What is required » The line containing "Output the text content of this document." marks the start of the required copy, which runs to the final line of the entries; return those lines exactly, without any pictures.

┌─ The input

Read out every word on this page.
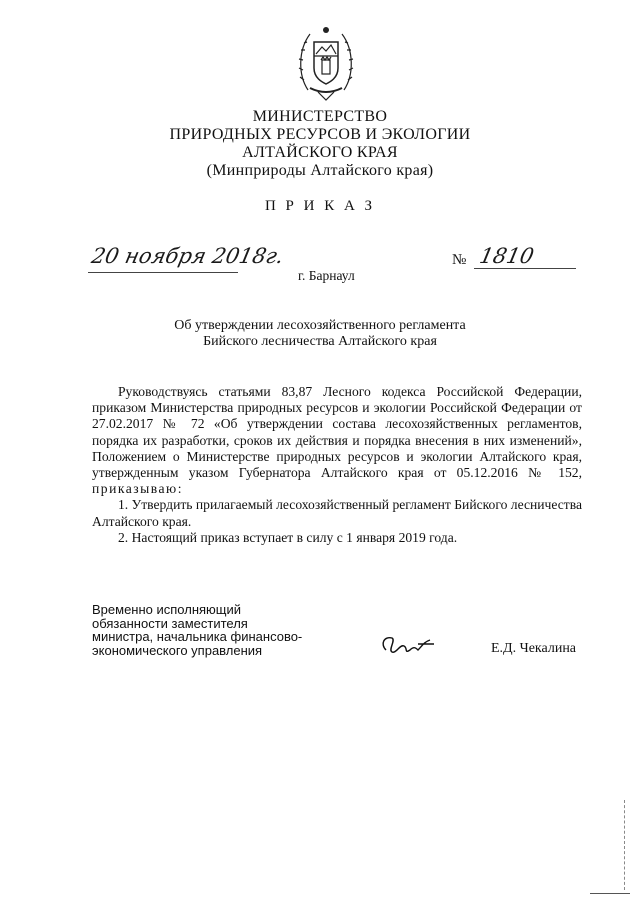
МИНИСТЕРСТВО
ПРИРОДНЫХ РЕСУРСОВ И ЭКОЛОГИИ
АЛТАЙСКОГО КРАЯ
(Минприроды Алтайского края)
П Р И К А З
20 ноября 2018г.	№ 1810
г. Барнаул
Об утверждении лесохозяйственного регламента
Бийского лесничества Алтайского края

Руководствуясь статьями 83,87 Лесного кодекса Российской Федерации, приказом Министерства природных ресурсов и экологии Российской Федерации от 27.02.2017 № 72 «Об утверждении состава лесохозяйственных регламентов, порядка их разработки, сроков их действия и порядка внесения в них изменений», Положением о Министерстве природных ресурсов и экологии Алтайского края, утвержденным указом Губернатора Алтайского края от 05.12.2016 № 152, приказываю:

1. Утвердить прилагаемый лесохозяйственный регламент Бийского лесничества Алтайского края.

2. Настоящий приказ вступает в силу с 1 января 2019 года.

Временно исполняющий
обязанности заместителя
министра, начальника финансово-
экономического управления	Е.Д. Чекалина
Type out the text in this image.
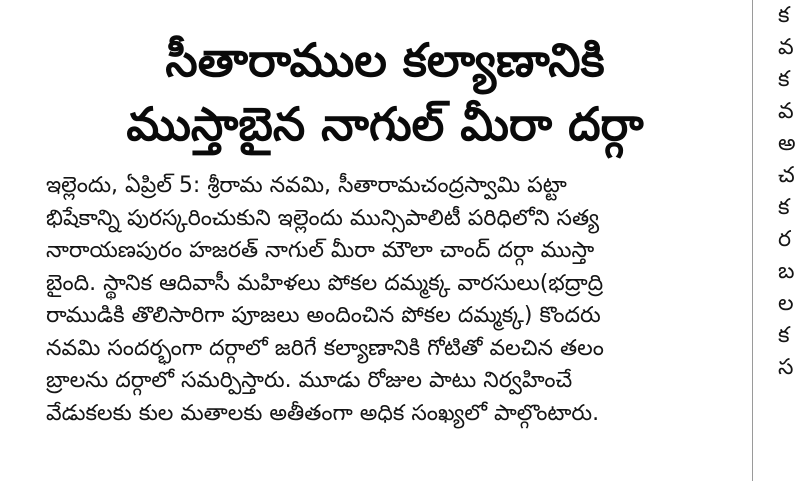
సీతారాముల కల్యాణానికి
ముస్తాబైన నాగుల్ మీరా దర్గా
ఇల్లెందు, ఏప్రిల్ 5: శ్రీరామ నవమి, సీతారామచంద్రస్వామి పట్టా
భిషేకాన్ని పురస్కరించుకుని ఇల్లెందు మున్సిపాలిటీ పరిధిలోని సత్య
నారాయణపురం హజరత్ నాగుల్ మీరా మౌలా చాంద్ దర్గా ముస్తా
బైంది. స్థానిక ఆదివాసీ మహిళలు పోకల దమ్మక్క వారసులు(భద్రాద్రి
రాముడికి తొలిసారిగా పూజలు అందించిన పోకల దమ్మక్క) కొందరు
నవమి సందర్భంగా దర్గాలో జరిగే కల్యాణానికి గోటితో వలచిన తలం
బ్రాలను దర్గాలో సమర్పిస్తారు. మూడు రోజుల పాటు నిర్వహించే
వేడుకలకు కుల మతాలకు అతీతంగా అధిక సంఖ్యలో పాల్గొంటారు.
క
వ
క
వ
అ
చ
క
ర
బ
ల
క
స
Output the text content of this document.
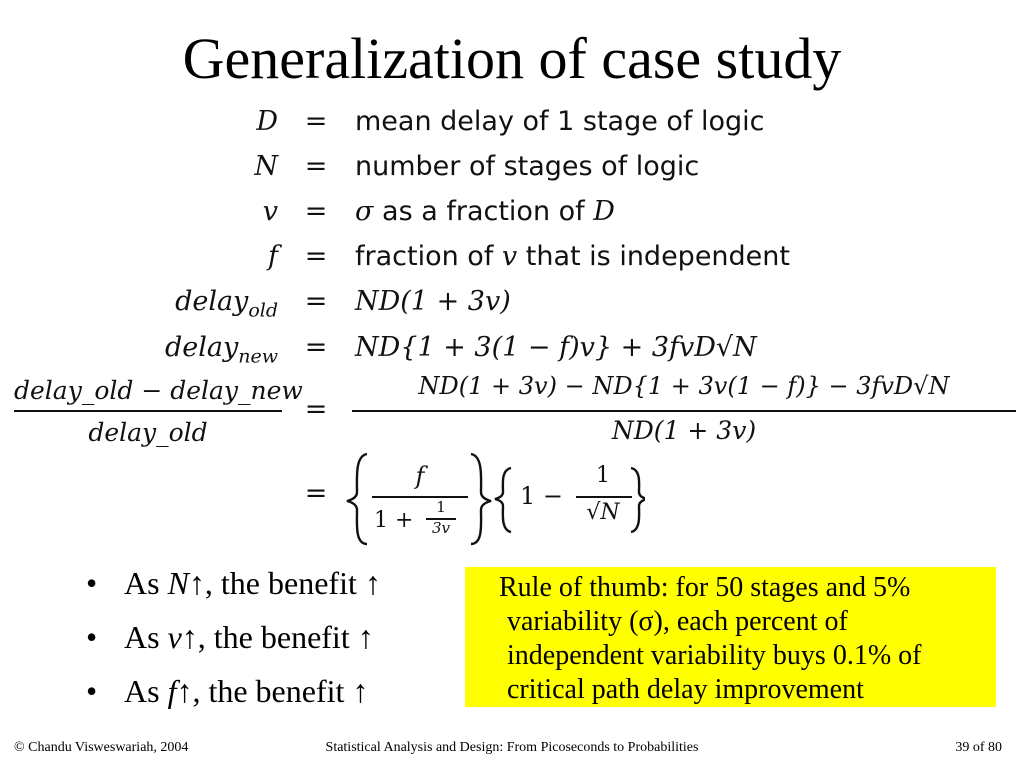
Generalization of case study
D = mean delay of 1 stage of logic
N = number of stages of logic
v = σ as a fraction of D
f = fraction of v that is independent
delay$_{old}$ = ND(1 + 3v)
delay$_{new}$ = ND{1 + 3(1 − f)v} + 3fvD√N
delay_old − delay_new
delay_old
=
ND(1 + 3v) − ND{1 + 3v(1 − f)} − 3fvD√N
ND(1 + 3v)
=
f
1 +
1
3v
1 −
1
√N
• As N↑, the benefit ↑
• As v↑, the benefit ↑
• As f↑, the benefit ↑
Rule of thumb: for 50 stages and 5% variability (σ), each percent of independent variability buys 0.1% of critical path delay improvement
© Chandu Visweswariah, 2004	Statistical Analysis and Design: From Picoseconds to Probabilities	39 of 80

└─

Answer to the task »
Output the text content of this document.
Generalization of case study
D = mean delay of 1 stage of logic
N = number of stages of logic
v = σ as a fraction of D
f = fraction of v that is independent
delay$_{old}$ = ND(1 + 3v)
delay$_{new}$ = ND{1 + 3(1 − f)v} + 3fvD√N
delay_old − delay_new
delay_old
=
ND(1 + 3v) − ND{1 + 3v(1 − f)} − 3fvD√N
ND(1 + 3v)
=
f
1 +
1
3v
1 −
1
√N
• As N↑, the benefit ↑
• As v↑, the benefit ↑
• As f↑, the benefit ↑
Rule of thumb: for 50 stages and 5% variability (σ), each percent of independent variability buys 0.1% of critical path delay improvement
© Chandu Visweswariah, 2004	Statistical Analysis and Design: From Picoseconds to Probabilities	39 of 80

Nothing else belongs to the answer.